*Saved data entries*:
** Start **
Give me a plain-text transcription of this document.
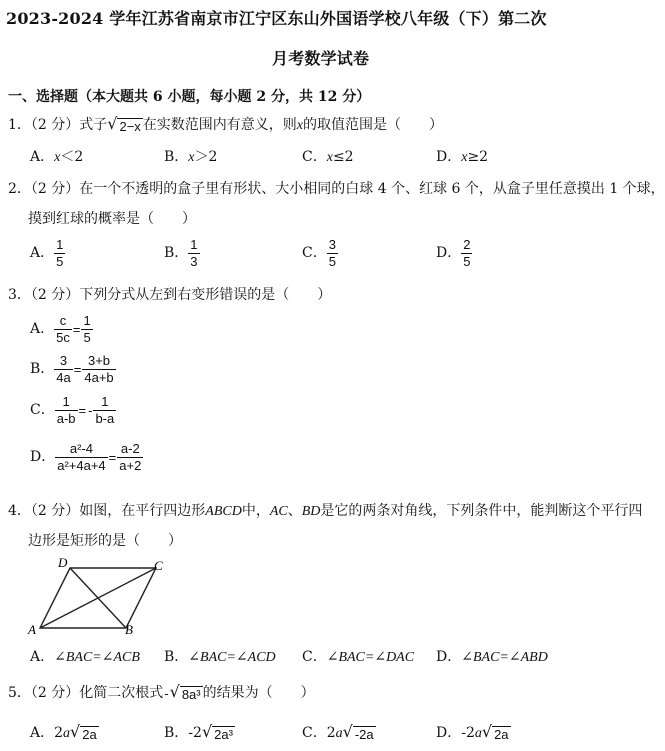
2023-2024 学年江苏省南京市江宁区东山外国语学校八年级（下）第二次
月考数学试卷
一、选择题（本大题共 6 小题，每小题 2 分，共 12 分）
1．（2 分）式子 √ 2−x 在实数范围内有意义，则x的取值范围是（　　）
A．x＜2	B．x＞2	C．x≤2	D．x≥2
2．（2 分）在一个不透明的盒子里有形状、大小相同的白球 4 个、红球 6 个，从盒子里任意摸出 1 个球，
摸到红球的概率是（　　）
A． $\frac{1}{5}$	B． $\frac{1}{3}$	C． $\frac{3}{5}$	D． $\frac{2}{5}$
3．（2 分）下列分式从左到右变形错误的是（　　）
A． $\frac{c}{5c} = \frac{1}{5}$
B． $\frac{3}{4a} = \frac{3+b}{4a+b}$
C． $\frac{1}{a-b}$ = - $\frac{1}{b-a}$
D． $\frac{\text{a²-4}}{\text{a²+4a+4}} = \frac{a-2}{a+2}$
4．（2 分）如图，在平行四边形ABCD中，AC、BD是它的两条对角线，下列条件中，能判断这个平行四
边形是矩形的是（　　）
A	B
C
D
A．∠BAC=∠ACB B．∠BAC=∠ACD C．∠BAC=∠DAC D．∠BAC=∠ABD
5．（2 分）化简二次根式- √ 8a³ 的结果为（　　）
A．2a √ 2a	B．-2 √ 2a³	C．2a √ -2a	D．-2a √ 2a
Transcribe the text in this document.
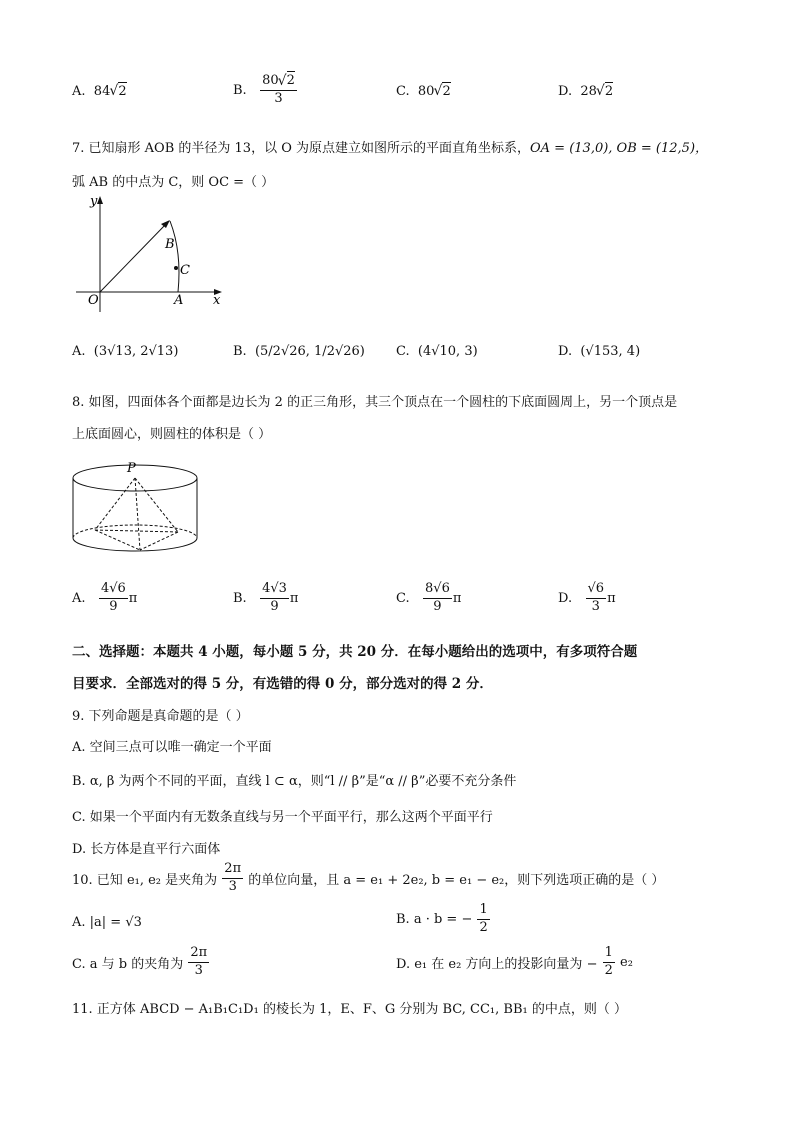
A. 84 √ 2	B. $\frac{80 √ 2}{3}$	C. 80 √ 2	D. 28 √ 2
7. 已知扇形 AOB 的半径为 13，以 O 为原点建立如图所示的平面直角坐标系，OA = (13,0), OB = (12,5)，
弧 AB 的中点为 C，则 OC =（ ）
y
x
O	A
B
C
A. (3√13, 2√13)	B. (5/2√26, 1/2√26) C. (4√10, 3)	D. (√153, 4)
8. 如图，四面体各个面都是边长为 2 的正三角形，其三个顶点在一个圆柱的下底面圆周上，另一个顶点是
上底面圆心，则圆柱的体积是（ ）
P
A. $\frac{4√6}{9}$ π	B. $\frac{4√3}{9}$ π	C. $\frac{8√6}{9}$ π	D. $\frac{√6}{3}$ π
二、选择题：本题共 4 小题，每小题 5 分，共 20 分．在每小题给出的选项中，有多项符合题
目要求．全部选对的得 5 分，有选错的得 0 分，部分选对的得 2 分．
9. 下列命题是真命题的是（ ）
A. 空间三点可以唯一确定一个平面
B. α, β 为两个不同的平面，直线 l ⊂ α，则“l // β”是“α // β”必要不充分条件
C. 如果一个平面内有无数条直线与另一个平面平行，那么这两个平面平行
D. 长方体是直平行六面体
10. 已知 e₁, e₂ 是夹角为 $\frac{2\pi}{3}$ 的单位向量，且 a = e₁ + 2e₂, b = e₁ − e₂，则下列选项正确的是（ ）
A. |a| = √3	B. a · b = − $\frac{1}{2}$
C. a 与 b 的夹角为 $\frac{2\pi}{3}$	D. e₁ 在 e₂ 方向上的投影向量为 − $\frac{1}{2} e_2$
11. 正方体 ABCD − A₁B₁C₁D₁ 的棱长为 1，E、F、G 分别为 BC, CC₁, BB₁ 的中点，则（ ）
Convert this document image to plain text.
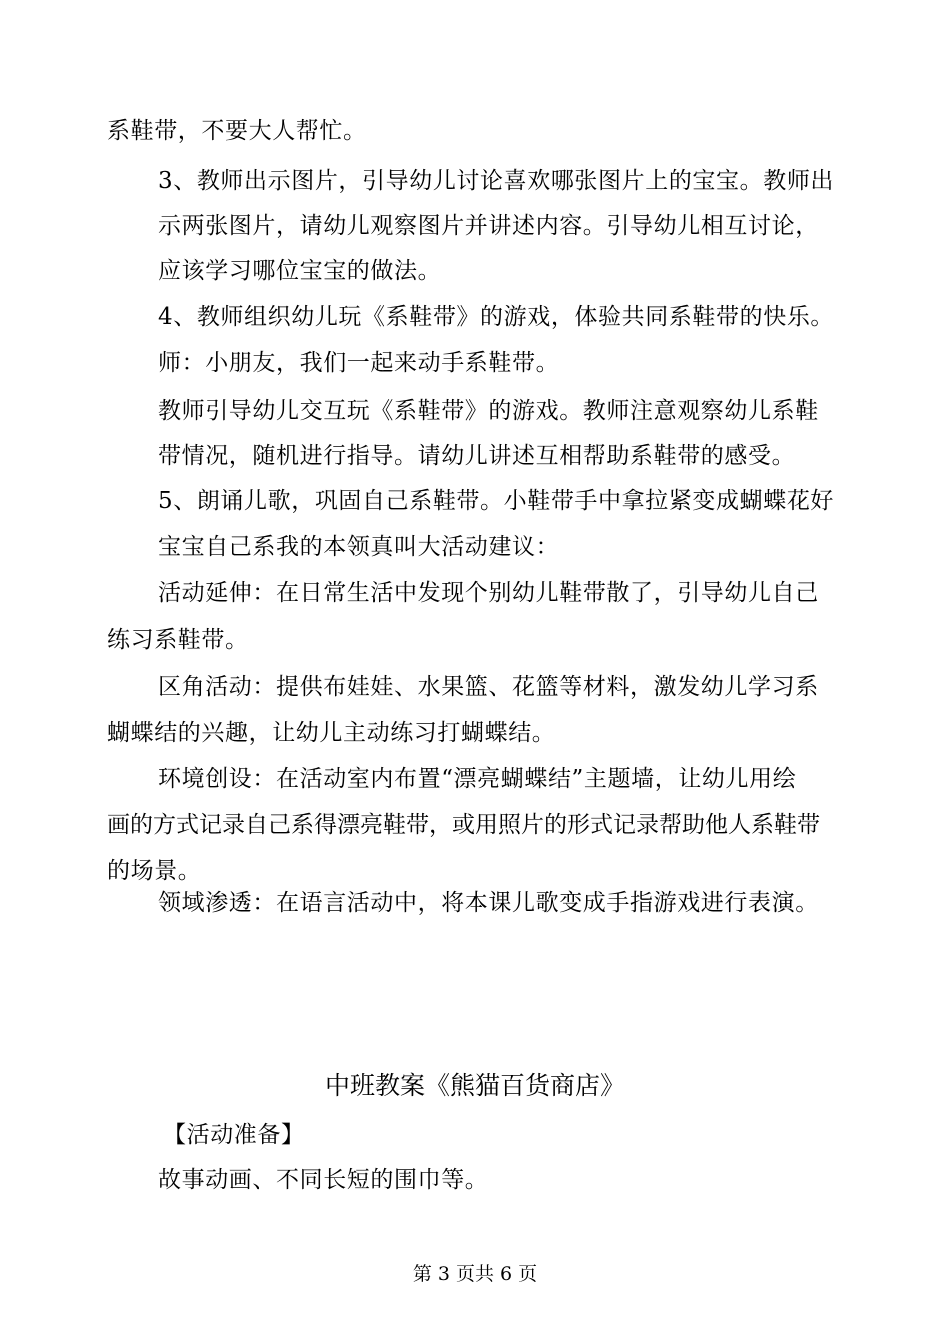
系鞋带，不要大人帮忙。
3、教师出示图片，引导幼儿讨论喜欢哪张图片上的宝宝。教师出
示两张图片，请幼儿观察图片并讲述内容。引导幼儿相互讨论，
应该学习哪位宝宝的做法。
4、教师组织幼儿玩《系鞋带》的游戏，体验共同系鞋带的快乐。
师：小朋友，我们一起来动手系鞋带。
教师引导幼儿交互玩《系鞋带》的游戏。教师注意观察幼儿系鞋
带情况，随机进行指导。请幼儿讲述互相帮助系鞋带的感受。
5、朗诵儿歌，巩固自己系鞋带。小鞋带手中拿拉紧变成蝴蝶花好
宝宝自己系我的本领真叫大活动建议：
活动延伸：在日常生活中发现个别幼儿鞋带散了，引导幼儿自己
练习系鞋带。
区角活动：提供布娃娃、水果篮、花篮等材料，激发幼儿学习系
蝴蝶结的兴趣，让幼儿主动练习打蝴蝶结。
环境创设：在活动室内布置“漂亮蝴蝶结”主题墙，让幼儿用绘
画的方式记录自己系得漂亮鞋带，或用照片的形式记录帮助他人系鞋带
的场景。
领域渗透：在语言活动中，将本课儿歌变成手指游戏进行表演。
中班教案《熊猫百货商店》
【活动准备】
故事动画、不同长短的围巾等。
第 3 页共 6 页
** End **
Each entry above is to be written out again unchanged, apart from the pictures, which are left out.

*RESULT OF THE EXERCISE*:
Give me a plain-text transcription of this document.
2023-2024 学年江苏省南京市江宁区东山外国语学校八年级（下）第二次
月考数学试卷
一、选择题（本大题共 6 小题，每小题 2 分，共 12 分）
1．（2 分）式子 √ 2−x 在实数范围内有意义，则x的取值范围是（　　）
A．x＜2	B．x＞2	C．x≤2	D．x≥2
2．（2 分）在一个不透明的盒子里有形状、大小相同的白球 4 个、红球 6 个，从盒子里任意摸出 1 个球，
摸到红球的概率是（　　）
A． $\frac{1}{5}$	B． $\frac{1}{3}$	C． $\frac{3}{5}$	D． $\frac{2}{5}$
3．（2 分）下列分式从左到右变形错误的是（　　）
A． $\frac{c}{5c} = \frac{1}{5}$
B． $\frac{3}{4a} = \frac{3+b}{4a+b}$
C． $\frac{1}{a-b}$ = - $\frac{1}{b-a}$
D． $\frac{\text{a²-4}}{\text{a²+4a+4}} = \frac{a-2}{a+2}$
4．（2 分）如图，在平行四边形ABCD中，AC、BD是它的两条对角线，下列条件中，能判断这个平行四
边形是矩形的是（　　）
A	B
C
D
A．∠BAC=∠ACB B．∠BAC=∠ACD C．∠BAC=∠DAC D．∠BAC=∠ABD
5．（2 分）化简二次根式- √ 8a³ 的结果为（　　）
A．2a √ 2a	B．-2 √ 2a³	C．2a √ -2a	D．-2a √ 2a
Transcribe the text in this document.
A. 84 √ 2	B. $\frac{80 √ 2}{3}$	C. 80 √ 2	D. 28 √ 2
7. 已知扇形 AOB 的半径为 13，以 O 为原点建立如图所示的平面直角坐标系，OA = (13,0), OB = (12,5)，
弧 AB 的中点为 C，则 OC =（ ）
y
x
O	A
B
C
A. (3√13, 2√13)	B. (5/2√26, 1/2√26) C. (4√10, 3)	D. (√153, 4)
8. 如图，四面体各个面都是边长为 2 的正三角形，其三个顶点在一个圆柱的下底面圆周上，另一个顶点是
上底面圆心，则圆柱的体积是（ ）
P
A. $\frac{4√6}{9}$ π	B. $\frac{4√3}{9}$ π	C. $\frac{8√6}{9}$ π	D. $\frac{√6}{3}$ π
二、选择题：本题共 4 小题，每小题 5 分，共 20 分．在每小题给出的选项中，有多项符合题
目要求．全部选对的得 5 分，有选错的得 0 分，部分选对的得 2 分．
9. 下列命题是真命题的是（ ）
A. 空间三点可以唯一确定一个平面
B. α, β 为两个不同的平面，直线 l ⊂ α，则“l // β”是“α // β”必要不充分条件
C. 如果一个平面内有无数条直线与另一个平面平行，那么这两个平面平行
D. 长方体是直平行六面体
10. 已知 e₁, e₂ 是夹角为 $\frac{2\pi}{3}$ 的单位向量，且 a = e₁ + 2e₂, b = e₁ − e₂，则下列选项正确的是（ ）
A. |a| = √3	B. a · b = − $\frac{1}{2}$
C. a 与 b 的夹角为 $\frac{2\pi}{3}$	D. e₁ 在 e₂ 方向上的投影向量为 − $\frac{1}{2} e_2$
11. 正方体 ABCD − A₁B₁C₁D₁ 的棱长为 1，E、F、G 分别为 BC, CC₁, BB₁ 的中点，则（ ）
Convert this document image to plain text.
系鞋带，不要大人帮忙。
3、教师出示图片，引导幼儿讨论喜欢哪张图片上的宝宝。教师出
示两张图片，请幼儿观察图片并讲述内容。引导幼儿相互讨论，
应该学习哪位宝宝的做法。
4、教师组织幼儿玩《系鞋带》的游戏，体验共同系鞋带的快乐。
师：小朋友，我们一起来动手系鞋带。
教师引导幼儿交互玩《系鞋带》的游戏。教师注意观察幼儿系鞋
带情况，随机进行指导。请幼儿讲述互相帮助系鞋带的感受。
5、朗诵儿歌，巩固自己系鞋带。小鞋带手中拿拉紧变成蝴蝶花好
宝宝自己系我的本领真叫大活动建议：
活动延伸：在日常生活中发现个别幼儿鞋带散了，引导幼儿自己
练习系鞋带。
区角活动：提供布娃娃、水果篮、花篮等材料，激发幼儿学习系
蝴蝶结的兴趣，让幼儿主动练习打蝴蝶结。
环境创设：在活动室内布置“漂亮蝴蝶结”主题墙，让幼儿用绘
画的方式记录自己系得漂亮鞋带，或用照片的形式记录帮助他人系鞋带
的场景。
领域渗透：在语言活动中，将本课儿歌变成手指游戏进行表演。
中班教案《熊猫百货商店》
【活动准备】
故事动画、不同长短的围巾等。
第 3 页共 6 页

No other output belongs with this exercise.